**Provided records**:
--------------------------------

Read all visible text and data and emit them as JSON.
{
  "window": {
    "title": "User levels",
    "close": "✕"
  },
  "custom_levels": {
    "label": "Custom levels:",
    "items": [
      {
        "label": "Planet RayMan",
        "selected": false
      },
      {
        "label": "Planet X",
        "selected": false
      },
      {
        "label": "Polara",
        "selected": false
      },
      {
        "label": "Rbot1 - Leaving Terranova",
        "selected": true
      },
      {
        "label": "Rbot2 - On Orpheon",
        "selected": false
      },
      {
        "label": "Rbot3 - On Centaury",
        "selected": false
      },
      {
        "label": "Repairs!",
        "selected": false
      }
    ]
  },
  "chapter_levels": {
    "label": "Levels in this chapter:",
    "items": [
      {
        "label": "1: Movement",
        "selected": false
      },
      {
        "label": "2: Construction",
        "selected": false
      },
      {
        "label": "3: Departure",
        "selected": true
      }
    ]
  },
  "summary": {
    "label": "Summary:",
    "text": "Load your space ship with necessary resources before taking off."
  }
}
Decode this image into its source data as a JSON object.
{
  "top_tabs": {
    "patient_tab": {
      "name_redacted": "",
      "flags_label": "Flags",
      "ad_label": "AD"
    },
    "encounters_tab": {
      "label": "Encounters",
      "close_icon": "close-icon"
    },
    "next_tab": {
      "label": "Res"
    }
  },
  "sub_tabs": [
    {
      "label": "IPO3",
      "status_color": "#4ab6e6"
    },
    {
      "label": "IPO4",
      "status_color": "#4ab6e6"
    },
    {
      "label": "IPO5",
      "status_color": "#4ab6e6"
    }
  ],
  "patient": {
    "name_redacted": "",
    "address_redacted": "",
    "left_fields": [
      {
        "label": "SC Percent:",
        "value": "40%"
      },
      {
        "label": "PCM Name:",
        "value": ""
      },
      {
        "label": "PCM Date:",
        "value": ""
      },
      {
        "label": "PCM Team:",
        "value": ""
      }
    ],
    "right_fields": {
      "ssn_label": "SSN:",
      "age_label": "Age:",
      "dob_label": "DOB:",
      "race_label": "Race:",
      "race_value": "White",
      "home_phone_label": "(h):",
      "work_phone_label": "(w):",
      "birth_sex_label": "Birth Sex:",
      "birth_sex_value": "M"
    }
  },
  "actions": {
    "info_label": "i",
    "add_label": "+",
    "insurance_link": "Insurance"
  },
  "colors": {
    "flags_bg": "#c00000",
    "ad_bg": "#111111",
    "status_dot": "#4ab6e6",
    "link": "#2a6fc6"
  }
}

--------------------------------

**Task directions**: Select all lines in the listing that include the word "data".

**Solution for this problem**:
Read all visible text and data and emit them as JSON.
Decode this image into its source data as a JSON object.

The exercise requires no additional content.